— Begin Given entries —
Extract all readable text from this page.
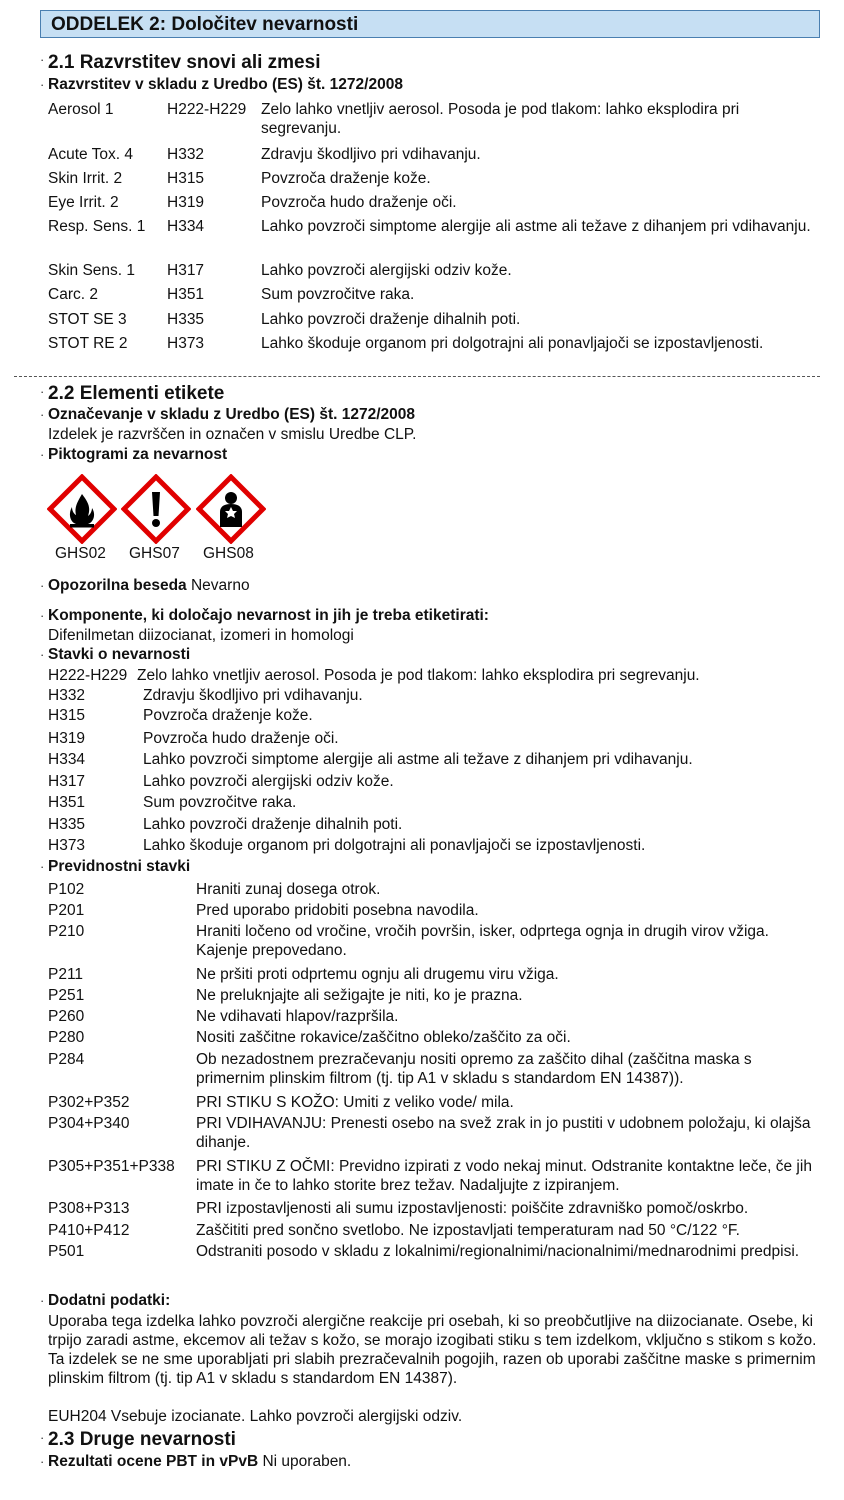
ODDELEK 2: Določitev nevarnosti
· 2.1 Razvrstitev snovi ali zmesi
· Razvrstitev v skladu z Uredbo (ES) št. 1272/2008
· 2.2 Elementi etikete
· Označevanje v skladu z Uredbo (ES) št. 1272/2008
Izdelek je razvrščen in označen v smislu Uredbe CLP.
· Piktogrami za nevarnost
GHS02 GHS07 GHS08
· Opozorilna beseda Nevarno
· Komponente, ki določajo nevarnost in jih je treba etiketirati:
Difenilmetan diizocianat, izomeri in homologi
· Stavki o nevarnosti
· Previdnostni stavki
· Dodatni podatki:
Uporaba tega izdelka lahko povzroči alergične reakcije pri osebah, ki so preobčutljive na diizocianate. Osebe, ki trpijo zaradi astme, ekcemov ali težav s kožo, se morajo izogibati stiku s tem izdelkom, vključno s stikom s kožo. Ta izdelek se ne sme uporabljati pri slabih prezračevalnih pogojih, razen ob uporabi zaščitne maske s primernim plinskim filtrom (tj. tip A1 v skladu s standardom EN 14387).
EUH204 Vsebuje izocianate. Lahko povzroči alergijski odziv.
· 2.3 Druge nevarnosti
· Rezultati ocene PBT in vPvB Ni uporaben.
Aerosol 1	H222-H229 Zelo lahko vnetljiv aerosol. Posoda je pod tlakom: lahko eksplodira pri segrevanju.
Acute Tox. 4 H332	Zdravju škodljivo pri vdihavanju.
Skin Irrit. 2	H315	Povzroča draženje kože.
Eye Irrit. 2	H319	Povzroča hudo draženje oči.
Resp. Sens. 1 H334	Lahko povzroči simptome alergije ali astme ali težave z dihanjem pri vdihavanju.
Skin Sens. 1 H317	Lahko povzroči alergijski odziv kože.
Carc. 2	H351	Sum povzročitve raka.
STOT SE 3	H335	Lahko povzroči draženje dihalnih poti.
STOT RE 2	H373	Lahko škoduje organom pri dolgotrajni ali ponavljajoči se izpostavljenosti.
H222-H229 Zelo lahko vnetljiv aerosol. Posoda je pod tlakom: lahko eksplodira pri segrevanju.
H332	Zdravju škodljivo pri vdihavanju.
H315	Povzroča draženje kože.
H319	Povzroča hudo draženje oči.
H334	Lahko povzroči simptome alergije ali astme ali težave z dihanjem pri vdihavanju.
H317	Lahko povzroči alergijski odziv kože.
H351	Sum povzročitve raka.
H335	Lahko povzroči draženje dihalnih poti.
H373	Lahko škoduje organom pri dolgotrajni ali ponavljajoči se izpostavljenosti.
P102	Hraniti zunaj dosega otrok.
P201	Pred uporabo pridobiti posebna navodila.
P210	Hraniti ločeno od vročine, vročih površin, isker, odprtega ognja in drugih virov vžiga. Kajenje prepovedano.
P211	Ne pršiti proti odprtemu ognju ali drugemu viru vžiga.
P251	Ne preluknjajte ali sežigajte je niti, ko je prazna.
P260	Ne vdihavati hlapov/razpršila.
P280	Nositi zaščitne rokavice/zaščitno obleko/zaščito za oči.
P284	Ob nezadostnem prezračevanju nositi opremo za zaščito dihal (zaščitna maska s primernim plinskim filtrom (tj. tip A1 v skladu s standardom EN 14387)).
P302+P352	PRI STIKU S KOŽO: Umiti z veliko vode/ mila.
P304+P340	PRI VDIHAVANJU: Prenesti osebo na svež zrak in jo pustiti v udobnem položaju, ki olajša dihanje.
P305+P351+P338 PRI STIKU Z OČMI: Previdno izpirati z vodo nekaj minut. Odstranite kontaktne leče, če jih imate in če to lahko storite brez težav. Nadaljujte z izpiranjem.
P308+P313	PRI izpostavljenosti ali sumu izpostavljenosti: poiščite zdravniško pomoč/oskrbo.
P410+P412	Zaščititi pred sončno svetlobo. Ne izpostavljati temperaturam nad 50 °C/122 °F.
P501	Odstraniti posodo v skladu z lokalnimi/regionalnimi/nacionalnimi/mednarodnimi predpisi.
— End Given entries —
# Requirement
Images must not appear in the copy; reproduce everything else in the records verbatim.

# Result of this task
Extract all readable text from this page.
ODDELEK 2: Določitev nevarnosti
· 2.1 Razvrstitev snovi ali zmesi
· Razvrstitev v skladu z Uredbo (ES) št. 1272/2008
· 2.2 Elementi etikete
· Označevanje v skladu z Uredbo (ES) št. 1272/2008
Izdelek je razvrščen in označen v smislu Uredbe CLP.
· Piktogrami za nevarnost
GHS02 GHS07 GHS08
· Opozorilna beseda Nevarno
· Komponente, ki določajo nevarnost in jih je treba etiketirati:
Difenilmetan diizocianat, izomeri in homologi
· Stavki o nevarnosti
· Previdnostni stavki
· Dodatni podatki:
Uporaba tega izdelka lahko povzroči alergične reakcije pri osebah, ki so preobčutljive na diizocianate. Osebe, ki trpijo zaradi astme, ekcemov ali težav s kožo, se morajo izogibati stiku s tem izdelkom, vključno s stikom s kožo. Ta izdelek se ne sme uporabljati pri slabih prezračevalnih pogojih, razen ob uporabi zaščitne maske s primernim plinskim filtrom (tj. tip A1 v skladu s standardom EN 14387).
EUH204 Vsebuje izocianate. Lahko povzroči alergijski odziv.
· 2.3 Druge nevarnosti
· Rezultati ocene PBT in vPvB Ni uporaben.
Aerosol 1	H222-H229 Zelo lahko vnetljiv aerosol. Posoda je pod tlakom: lahko eksplodira pri segrevanju.
Acute Tox. 4 H332	Zdravju škodljivo pri vdihavanju.
Skin Irrit. 2	H315	Povzroča draženje kože.
Eye Irrit. 2	H319	Povzroča hudo draženje oči.
Resp. Sens. 1 H334	Lahko povzroči simptome alergije ali astme ali težave z dihanjem pri vdihavanju.
Skin Sens. 1 H317	Lahko povzroči alergijski odziv kože.
Carc. 2	H351	Sum povzročitve raka.
STOT SE 3	H335	Lahko povzroči draženje dihalnih poti.
STOT RE 2	H373	Lahko škoduje organom pri dolgotrajni ali ponavljajoči se izpostavljenosti.
H222-H229 Zelo lahko vnetljiv aerosol. Posoda je pod tlakom: lahko eksplodira pri segrevanju.
H332	Zdravju škodljivo pri vdihavanju.
H315	Povzroča draženje kože.
H319	Povzroča hudo draženje oči.
H334	Lahko povzroči simptome alergije ali astme ali težave z dihanjem pri vdihavanju.
H317	Lahko povzroči alergijski odziv kože.
H351	Sum povzročitve raka.
H335	Lahko povzroči draženje dihalnih poti.
H373	Lahko škoduje organom pri dolgotrajni ali ponavljajoči se izpostavljenosti.
P102	Hraniti zunaj dosega otrok.
P201	Pred uporabo pridobiti posebna navodila.
P210	Hraniti ločeno od vročine, vročih površin, isker, odprtega ognja in drugih virov vžiga. Kajenje prepovedano.
P211	Ne pršiti proti odprtemu ognju ali drugemu viru vžiga.
P251	Ne preluknjajte ali sežigajte je niti, ko je prazna.
P260	Ne vdihavati hlapov/razpršila.
P280	Nositi zaščitne rokavice/zaščitno obleko/zaščito za oči.
P284	Ob nezadostnem prezračevanju nositi opremo za zaščito dihal (zaščitna maska s primernim plinskim filtrom (tj. tip A1 v skladu s standardom EN 14387)).
P302+P352	PRI STIKU S KOŽO: Umiti z veliko vode/ mila.
P304+P340	PRI VDIHAVANJU: Prenesti osebo na svež zrak in jo pustiti v udobnem položaju, ki olajša dihanje.
P305+P351+P338 PRI STIKU Z OČMI: Previdno izpirati z vodo nekaj minut. Odstranite kontaktne leče, če jih imate in če to lahko storite brez težav. Nadaljujte z izpiranjem.
P308+P313	PRI izpostavljenosti ali sumu izpostavljenosti: poiščite zdravniško pomoč/oskrbo.
P410+P412	Zaščititi pred sončno svetlobo. Ne izpostavljati temperaturam nad 50 °C/122 °F.
P501	Odstraniti posodo v skladu z lokalnimi/regionalnimi/nacionalnimi/mednarodnimi predpisi.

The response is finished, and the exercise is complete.